## START Provided records
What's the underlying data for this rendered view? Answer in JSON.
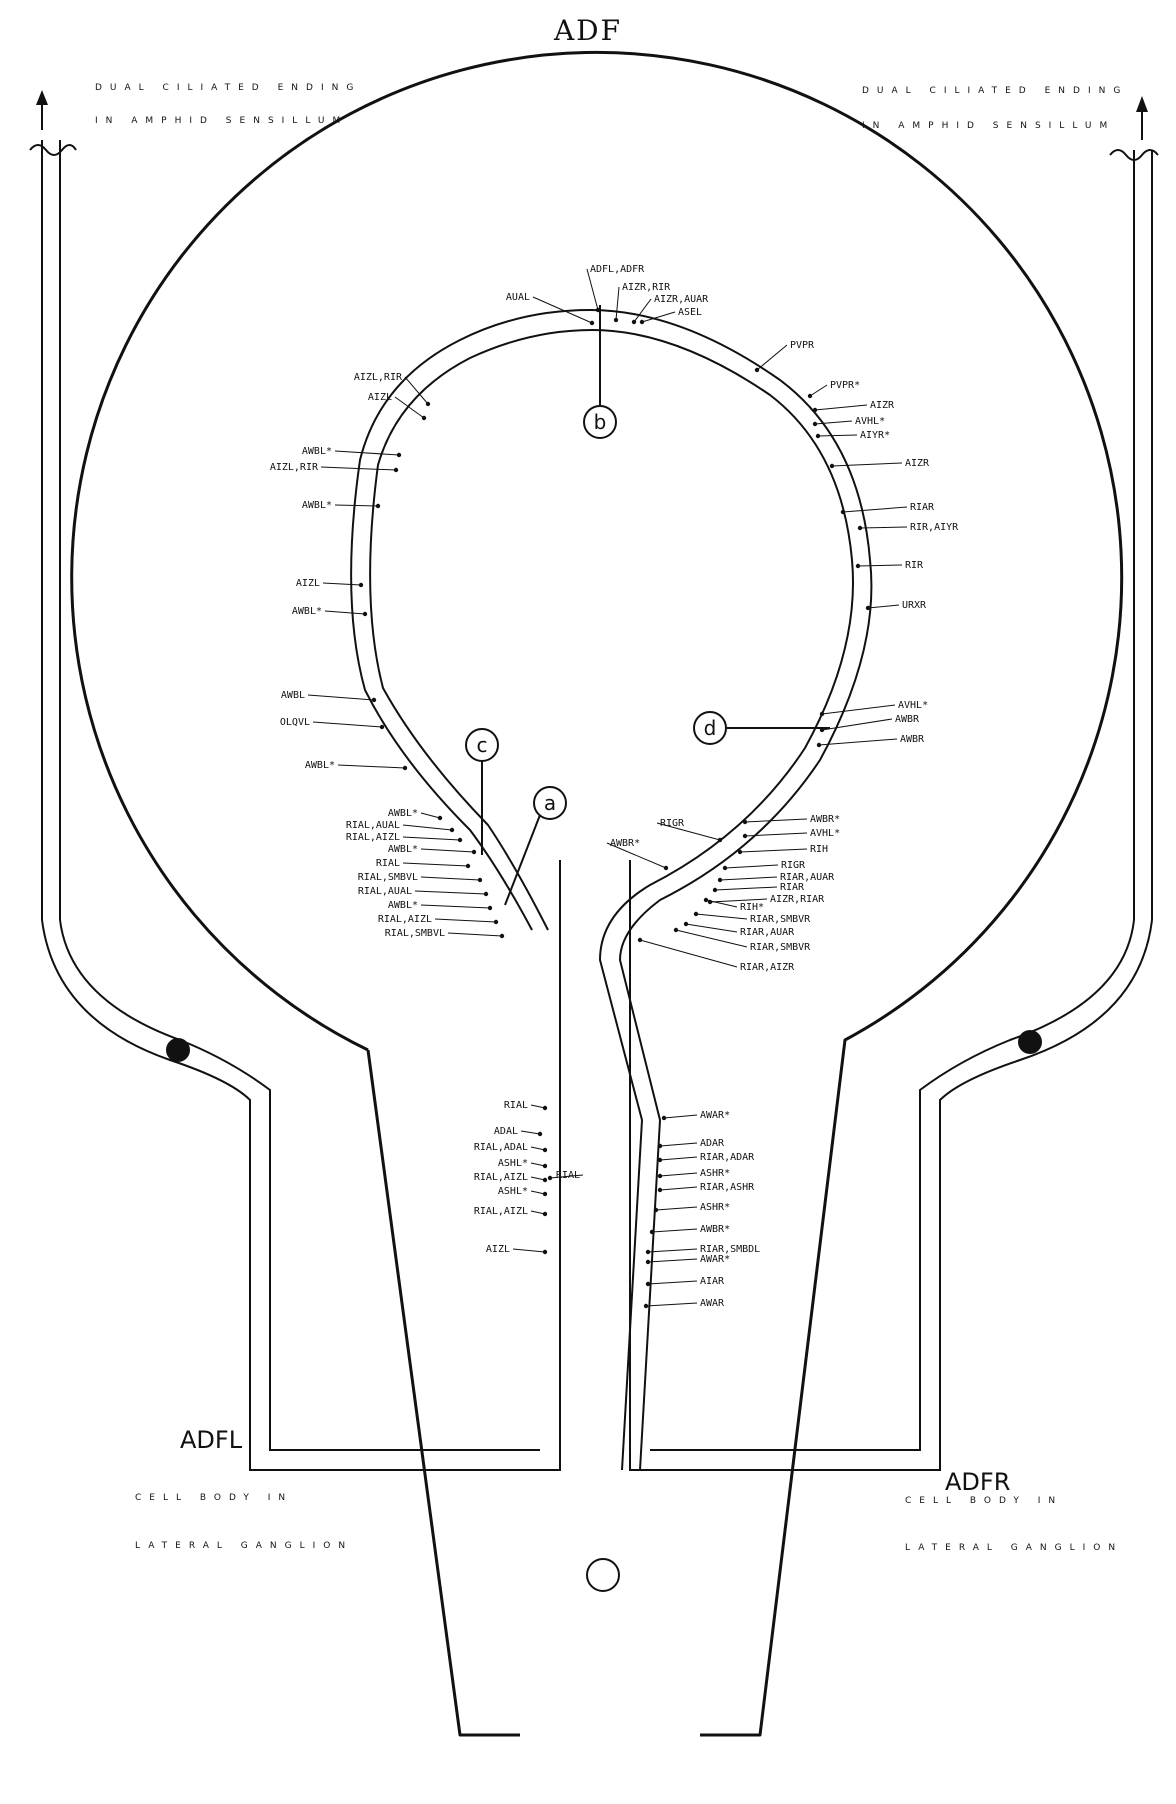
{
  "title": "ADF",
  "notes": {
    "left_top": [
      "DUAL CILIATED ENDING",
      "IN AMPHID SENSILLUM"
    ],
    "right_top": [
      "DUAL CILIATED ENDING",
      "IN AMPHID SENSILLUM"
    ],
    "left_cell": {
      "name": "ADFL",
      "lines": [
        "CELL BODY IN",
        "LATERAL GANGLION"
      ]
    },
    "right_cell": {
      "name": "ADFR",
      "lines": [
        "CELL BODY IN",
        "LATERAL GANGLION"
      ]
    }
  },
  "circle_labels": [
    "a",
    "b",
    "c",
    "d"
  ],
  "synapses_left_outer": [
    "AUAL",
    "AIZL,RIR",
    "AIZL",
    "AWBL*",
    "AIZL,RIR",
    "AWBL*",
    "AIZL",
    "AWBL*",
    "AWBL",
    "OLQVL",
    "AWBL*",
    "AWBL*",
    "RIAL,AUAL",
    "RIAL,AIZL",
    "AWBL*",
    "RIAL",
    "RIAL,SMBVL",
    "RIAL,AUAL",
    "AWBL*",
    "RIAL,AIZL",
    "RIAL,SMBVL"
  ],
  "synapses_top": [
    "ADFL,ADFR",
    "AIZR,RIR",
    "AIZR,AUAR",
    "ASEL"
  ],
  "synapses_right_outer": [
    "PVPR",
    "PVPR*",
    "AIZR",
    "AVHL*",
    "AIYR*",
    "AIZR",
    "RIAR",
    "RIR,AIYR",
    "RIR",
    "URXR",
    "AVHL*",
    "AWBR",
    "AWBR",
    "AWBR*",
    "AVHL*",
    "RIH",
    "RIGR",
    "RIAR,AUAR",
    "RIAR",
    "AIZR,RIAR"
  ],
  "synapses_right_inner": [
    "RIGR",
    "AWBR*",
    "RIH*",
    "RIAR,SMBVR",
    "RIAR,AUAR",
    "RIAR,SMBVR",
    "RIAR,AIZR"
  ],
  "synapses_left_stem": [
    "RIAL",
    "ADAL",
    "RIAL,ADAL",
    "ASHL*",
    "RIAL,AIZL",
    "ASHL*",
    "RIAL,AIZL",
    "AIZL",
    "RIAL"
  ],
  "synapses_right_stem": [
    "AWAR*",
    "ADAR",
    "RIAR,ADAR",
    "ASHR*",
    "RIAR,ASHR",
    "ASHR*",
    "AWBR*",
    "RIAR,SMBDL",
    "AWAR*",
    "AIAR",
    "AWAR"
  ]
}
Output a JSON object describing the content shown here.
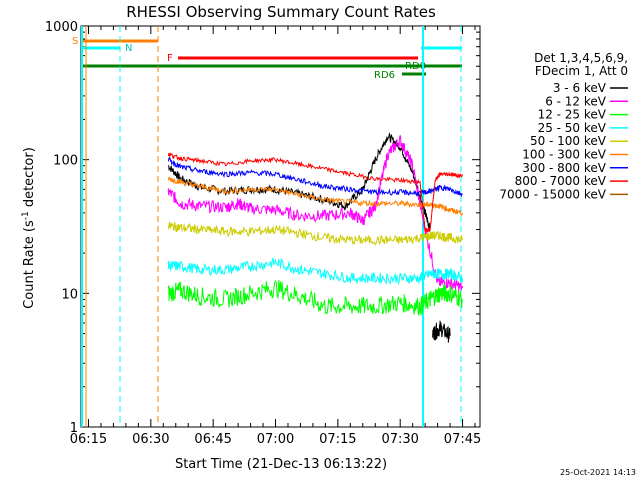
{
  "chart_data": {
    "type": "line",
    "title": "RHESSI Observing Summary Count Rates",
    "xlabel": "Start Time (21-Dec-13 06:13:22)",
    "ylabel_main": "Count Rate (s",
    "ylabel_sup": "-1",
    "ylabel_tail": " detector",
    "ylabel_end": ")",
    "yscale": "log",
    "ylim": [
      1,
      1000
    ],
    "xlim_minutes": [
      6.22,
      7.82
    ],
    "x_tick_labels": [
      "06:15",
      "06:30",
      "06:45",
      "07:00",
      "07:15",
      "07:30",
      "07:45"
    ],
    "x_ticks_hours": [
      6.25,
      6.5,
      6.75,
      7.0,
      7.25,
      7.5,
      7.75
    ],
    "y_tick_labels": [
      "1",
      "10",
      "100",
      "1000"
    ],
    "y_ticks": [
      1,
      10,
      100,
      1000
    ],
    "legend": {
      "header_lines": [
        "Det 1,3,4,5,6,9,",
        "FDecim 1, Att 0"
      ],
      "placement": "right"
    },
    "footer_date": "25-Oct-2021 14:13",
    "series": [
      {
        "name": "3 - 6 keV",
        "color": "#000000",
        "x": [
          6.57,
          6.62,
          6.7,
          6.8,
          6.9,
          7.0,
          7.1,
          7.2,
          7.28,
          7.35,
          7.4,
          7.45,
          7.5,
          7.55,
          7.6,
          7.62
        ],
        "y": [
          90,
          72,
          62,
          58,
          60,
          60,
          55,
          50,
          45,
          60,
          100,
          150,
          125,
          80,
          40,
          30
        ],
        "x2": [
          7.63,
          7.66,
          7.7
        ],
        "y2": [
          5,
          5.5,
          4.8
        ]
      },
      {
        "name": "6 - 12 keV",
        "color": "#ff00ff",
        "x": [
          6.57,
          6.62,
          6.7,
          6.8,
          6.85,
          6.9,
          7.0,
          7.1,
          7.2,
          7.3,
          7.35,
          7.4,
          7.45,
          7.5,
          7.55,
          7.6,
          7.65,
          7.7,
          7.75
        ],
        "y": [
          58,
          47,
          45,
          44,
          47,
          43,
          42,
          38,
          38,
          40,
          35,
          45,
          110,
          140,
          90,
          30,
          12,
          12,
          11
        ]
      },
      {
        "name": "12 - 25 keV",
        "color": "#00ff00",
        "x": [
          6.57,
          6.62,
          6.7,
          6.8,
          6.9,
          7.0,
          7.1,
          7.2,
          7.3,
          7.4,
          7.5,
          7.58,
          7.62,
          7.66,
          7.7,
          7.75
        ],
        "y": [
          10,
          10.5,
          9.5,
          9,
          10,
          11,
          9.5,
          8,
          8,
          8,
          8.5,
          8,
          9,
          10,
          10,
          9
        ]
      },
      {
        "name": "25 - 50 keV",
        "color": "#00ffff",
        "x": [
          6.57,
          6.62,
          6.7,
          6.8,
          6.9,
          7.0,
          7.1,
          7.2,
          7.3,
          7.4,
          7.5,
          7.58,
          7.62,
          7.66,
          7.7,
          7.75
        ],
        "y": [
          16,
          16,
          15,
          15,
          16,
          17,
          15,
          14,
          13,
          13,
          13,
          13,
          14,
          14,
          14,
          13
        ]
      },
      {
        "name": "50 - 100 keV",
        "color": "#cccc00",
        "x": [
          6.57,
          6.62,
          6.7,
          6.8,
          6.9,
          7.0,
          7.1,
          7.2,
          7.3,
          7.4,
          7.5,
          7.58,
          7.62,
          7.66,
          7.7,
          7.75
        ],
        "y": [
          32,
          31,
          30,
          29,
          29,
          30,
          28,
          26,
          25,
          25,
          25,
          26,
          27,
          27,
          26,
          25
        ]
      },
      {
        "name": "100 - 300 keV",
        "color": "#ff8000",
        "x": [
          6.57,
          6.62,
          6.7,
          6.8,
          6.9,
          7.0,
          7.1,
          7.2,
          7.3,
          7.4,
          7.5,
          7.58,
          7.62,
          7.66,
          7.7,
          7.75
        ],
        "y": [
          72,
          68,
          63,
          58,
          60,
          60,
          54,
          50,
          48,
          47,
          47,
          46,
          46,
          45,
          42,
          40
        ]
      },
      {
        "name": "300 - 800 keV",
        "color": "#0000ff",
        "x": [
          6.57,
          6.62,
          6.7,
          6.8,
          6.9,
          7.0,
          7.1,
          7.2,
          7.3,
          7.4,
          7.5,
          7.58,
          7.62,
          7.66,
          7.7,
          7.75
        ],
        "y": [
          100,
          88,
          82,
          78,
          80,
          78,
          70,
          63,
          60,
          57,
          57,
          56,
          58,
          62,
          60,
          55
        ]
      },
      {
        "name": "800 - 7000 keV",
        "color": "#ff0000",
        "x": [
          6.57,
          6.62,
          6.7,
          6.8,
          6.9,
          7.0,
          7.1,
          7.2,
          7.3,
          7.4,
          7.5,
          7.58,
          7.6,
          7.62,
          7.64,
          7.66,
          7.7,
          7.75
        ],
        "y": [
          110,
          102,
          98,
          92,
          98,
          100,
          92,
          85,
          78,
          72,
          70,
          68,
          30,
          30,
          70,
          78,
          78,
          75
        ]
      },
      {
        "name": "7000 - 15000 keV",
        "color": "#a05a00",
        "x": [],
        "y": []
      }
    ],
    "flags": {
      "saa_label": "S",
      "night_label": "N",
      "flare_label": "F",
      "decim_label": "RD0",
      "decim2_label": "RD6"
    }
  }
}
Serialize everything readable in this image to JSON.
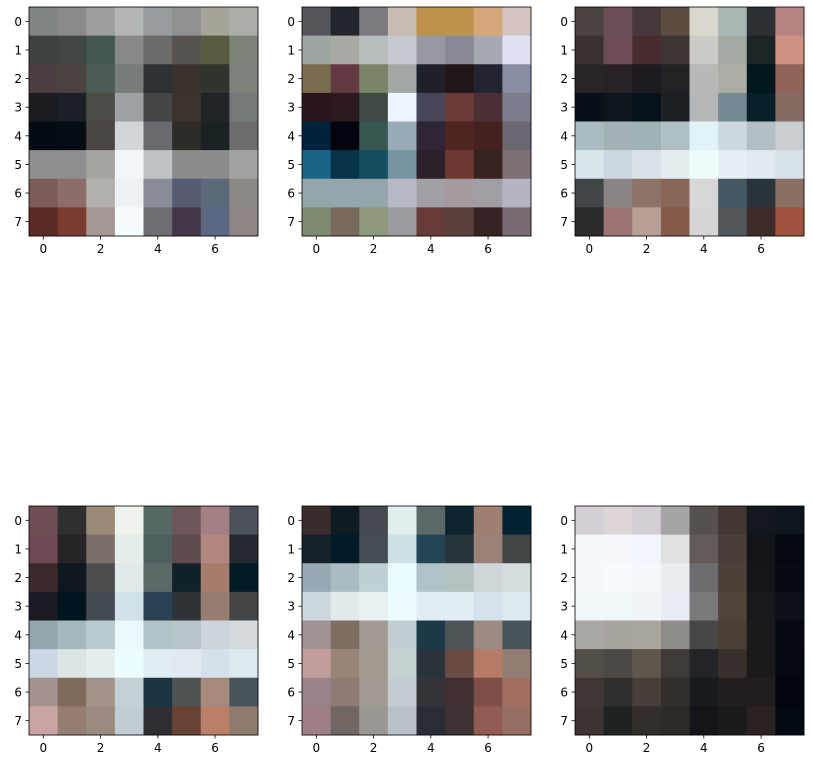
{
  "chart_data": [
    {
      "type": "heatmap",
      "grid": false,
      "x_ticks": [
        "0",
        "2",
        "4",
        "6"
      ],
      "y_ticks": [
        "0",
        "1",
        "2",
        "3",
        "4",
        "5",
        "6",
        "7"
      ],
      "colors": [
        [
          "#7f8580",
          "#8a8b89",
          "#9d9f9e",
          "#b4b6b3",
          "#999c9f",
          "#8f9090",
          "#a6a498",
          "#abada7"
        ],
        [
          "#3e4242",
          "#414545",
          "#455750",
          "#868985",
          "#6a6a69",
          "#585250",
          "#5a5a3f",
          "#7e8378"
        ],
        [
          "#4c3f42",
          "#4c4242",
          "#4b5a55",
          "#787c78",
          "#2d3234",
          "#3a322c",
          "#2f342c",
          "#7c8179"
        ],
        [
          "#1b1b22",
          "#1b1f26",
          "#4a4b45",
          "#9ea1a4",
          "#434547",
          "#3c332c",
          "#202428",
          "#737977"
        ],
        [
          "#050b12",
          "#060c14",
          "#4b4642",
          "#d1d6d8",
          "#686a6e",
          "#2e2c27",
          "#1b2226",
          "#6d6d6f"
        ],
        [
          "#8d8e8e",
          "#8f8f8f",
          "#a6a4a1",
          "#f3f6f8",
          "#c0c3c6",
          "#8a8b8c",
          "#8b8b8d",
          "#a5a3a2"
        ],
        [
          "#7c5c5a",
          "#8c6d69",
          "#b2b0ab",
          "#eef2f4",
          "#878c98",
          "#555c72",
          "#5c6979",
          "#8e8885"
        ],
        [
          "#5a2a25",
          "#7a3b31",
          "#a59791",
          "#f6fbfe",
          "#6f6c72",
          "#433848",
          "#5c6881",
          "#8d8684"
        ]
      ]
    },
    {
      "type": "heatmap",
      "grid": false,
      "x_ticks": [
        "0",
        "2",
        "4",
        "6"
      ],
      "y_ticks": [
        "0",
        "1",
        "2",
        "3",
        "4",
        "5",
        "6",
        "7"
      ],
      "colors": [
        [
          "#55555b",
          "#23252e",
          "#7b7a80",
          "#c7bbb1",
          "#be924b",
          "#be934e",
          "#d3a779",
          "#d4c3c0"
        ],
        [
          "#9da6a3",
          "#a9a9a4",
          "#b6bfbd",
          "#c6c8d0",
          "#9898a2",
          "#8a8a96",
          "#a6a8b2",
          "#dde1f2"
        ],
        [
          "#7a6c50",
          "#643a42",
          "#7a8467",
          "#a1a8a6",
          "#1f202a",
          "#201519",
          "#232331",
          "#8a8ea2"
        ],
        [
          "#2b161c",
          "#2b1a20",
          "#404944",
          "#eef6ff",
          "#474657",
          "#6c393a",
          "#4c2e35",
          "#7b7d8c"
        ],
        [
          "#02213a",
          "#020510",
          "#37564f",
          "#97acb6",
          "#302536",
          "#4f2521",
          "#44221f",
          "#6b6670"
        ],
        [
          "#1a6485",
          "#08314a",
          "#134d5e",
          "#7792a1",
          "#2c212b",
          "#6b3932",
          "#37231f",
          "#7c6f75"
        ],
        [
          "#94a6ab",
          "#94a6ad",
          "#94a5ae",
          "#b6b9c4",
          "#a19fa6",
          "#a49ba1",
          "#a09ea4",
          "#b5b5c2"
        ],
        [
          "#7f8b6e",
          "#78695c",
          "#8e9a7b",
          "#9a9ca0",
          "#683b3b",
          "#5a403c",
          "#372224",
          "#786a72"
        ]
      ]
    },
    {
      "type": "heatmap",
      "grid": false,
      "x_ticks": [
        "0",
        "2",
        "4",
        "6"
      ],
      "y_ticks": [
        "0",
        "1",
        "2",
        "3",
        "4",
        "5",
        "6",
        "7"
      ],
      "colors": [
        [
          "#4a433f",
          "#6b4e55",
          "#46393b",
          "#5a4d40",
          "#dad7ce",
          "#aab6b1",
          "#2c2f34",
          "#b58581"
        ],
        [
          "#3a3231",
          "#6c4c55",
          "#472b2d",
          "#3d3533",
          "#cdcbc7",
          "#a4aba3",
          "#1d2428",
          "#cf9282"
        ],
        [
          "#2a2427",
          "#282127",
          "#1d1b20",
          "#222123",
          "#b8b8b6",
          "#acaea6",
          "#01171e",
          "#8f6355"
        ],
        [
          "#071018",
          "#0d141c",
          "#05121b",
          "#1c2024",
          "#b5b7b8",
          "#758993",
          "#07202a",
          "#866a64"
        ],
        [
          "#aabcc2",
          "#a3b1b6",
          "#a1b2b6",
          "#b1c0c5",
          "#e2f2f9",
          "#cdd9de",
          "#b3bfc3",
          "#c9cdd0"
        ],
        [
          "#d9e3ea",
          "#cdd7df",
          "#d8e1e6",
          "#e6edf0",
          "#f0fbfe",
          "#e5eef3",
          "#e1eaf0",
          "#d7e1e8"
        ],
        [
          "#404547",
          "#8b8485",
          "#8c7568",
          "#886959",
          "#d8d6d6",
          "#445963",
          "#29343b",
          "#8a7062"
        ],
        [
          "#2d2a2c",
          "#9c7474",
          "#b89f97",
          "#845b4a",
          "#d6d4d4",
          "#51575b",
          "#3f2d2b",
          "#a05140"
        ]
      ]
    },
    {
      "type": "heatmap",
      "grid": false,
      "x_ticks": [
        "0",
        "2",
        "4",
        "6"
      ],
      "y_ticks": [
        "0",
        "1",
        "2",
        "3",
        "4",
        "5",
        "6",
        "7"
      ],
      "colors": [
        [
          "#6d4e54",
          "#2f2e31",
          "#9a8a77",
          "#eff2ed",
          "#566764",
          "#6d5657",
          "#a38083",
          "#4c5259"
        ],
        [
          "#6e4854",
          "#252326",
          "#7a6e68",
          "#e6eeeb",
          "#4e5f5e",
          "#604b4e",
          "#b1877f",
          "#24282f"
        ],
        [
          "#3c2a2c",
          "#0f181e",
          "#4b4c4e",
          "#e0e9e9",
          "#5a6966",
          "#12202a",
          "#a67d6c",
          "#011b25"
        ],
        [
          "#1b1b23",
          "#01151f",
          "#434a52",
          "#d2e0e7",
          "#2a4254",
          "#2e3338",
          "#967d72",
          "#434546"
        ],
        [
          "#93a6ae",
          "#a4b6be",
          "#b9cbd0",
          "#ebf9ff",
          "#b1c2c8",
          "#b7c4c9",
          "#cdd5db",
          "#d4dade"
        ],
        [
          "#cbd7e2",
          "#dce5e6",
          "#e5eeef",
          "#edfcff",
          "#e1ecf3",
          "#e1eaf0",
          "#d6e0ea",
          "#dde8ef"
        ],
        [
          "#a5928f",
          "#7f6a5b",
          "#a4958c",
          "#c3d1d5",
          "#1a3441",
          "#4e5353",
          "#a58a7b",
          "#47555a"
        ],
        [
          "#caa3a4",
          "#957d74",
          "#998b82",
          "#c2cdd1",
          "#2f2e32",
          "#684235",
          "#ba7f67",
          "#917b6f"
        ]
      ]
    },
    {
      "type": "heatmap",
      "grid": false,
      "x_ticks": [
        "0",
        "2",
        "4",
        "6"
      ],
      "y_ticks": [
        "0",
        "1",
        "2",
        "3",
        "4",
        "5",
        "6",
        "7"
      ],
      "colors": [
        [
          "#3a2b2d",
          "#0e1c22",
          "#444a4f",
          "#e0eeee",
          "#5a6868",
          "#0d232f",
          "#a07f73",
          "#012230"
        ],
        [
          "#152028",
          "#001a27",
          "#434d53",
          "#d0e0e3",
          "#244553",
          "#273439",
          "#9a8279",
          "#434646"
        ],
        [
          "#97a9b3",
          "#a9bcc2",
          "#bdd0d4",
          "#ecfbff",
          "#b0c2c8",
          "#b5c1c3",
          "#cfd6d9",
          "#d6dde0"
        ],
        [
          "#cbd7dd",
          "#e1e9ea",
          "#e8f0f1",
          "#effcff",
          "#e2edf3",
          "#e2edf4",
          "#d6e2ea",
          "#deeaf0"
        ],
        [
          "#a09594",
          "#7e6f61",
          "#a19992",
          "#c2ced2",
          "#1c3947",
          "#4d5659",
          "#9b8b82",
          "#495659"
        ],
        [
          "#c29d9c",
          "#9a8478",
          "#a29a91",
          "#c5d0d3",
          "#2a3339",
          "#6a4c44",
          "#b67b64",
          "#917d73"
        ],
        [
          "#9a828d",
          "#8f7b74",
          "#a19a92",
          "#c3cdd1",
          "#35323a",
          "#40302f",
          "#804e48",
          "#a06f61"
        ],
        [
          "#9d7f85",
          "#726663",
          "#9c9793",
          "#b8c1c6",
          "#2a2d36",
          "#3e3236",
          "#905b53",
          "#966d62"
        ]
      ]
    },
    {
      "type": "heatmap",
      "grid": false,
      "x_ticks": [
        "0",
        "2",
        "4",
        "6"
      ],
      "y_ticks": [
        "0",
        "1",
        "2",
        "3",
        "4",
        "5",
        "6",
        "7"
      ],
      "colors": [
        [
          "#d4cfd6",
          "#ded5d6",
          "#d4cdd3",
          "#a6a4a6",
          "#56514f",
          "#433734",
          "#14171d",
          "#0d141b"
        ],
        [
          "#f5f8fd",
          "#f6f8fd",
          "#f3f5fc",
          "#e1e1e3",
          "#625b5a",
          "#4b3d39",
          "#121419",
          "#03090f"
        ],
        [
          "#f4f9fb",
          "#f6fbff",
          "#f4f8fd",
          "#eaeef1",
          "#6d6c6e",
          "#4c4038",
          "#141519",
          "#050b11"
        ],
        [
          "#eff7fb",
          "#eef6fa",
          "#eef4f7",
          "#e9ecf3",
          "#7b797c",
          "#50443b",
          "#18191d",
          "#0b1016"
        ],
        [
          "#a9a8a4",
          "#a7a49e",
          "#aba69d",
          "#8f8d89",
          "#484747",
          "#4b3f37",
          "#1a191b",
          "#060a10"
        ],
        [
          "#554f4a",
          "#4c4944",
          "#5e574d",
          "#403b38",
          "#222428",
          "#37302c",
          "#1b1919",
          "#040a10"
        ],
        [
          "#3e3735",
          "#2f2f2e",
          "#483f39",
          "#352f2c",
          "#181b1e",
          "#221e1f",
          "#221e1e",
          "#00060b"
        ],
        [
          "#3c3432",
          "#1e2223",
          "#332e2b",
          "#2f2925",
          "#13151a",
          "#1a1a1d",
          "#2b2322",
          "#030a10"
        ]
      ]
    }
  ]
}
## END Provided records
▸ **Instructions to follow**
Find the lines of the material that hold the word "AIZR" and report their count alone.

▸ **Output below**
6